JOB: Locate the lines of the listing below that hold "bring", then copy each of them.

─── TASK INPUT

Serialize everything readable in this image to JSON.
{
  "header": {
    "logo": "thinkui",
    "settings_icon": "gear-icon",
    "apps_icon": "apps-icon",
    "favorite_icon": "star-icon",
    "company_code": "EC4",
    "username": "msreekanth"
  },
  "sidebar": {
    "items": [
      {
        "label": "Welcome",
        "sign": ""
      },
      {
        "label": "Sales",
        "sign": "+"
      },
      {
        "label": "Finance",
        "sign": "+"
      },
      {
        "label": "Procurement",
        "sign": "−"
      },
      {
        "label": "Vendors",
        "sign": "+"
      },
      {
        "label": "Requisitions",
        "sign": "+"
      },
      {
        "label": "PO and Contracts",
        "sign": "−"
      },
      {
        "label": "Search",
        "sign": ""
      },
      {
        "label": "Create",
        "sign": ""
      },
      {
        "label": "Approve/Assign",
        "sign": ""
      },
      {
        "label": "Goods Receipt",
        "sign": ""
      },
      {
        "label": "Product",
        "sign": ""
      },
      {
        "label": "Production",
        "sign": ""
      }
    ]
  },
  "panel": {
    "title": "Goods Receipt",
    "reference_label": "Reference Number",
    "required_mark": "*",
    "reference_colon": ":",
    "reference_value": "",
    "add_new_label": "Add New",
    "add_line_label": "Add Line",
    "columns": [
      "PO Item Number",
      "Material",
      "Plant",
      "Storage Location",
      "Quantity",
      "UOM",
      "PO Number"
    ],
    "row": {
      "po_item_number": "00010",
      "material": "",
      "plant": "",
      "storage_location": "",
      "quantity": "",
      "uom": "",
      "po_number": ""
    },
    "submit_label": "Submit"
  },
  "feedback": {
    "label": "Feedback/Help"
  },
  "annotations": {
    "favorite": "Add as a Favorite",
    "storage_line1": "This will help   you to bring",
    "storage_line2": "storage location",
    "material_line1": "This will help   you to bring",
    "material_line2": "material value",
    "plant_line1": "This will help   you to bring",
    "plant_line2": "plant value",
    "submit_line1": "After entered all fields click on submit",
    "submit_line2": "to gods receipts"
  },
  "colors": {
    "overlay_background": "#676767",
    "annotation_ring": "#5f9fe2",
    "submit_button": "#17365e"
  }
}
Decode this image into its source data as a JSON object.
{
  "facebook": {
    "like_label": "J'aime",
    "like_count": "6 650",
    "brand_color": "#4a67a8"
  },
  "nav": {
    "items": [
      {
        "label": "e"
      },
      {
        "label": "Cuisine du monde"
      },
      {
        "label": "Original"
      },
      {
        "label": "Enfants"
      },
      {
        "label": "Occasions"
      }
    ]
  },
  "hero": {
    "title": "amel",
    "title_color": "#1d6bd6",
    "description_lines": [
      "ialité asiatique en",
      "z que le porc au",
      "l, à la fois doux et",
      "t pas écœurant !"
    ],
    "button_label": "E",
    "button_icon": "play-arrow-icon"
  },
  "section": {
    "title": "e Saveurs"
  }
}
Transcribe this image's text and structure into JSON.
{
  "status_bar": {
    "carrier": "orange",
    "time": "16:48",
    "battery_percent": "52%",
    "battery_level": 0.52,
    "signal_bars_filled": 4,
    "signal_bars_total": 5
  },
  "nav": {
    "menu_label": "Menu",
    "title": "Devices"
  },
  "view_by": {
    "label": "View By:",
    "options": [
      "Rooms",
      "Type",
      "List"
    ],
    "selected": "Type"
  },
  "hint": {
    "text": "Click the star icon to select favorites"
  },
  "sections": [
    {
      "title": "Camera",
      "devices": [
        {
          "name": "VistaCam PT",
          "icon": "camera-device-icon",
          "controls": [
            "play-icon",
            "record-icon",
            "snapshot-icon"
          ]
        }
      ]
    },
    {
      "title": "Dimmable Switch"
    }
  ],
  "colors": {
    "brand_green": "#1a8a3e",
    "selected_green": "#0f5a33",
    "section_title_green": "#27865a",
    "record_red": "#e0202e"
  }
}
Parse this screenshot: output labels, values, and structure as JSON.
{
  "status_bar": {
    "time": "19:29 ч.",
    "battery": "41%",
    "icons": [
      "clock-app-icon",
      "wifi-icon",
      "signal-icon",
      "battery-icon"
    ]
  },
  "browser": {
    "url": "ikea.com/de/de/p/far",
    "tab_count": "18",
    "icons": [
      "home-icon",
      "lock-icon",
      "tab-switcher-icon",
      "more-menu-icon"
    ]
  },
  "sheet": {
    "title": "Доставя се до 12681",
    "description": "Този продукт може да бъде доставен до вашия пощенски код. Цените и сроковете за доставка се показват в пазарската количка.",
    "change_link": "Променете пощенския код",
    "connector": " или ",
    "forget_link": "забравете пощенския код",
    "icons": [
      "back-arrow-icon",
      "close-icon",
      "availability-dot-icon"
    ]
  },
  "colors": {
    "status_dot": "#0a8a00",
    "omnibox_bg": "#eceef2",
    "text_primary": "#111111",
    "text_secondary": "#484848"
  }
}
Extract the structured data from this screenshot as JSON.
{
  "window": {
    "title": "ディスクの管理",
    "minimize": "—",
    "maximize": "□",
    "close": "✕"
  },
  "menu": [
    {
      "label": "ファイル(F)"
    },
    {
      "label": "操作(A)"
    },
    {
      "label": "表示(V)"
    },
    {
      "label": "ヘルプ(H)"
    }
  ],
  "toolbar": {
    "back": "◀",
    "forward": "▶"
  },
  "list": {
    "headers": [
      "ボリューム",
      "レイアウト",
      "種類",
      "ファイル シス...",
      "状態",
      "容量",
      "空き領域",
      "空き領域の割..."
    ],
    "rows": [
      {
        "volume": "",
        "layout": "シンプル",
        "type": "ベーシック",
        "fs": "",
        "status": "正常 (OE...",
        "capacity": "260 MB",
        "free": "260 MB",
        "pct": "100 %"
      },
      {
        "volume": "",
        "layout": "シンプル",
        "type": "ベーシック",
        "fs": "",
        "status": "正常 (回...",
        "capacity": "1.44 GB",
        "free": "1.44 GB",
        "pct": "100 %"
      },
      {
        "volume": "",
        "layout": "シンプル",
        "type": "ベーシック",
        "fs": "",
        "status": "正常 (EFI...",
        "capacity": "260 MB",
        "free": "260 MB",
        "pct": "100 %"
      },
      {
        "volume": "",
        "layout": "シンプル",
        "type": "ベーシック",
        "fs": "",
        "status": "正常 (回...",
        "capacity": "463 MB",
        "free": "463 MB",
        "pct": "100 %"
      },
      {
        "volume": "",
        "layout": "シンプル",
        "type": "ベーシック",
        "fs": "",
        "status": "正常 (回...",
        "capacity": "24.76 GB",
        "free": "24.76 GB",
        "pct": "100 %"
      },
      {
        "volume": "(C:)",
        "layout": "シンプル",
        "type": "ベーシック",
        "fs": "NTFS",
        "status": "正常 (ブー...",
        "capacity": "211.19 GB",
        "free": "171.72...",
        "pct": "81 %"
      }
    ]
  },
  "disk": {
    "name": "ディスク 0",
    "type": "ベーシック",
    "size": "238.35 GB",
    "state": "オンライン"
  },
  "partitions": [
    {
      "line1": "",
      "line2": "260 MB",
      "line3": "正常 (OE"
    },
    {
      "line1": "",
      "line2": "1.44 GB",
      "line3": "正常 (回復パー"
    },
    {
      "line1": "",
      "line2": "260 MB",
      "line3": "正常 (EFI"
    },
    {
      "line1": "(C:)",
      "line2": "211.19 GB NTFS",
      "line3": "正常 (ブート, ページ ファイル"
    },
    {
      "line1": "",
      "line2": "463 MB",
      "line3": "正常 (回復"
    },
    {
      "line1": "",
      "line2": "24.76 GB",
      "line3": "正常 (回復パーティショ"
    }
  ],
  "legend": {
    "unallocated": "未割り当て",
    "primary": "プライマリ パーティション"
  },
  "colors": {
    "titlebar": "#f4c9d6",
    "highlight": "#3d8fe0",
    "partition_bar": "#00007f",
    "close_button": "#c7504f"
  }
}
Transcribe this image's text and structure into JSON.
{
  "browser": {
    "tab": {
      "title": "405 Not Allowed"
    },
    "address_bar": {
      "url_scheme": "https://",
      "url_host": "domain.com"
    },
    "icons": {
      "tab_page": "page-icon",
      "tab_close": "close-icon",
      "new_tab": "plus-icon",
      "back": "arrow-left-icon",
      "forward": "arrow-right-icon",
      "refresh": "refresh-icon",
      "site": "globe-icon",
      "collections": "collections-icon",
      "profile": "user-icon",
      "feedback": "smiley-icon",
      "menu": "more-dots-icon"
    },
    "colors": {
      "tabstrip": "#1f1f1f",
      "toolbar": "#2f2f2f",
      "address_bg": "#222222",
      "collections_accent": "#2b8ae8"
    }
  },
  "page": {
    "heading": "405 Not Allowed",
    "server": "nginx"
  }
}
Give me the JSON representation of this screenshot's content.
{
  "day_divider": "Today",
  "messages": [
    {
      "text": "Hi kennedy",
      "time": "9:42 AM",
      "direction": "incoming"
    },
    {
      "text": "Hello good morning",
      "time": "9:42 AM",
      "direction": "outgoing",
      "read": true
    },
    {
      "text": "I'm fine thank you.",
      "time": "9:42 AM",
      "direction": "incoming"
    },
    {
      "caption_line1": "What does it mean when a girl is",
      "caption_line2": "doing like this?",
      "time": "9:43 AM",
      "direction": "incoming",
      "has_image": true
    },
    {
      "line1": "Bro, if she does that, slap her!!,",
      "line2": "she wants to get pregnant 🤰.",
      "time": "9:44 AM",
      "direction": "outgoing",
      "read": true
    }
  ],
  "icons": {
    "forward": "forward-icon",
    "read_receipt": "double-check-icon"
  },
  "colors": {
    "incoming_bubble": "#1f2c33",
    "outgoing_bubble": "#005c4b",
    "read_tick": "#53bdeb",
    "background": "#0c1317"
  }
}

──────

FINAL RESULT:
    "storage_line1": "This will help   you to bring",
    "material_line1": "This will help   you to bring",
    "plant_line1": "This will help   you to bring",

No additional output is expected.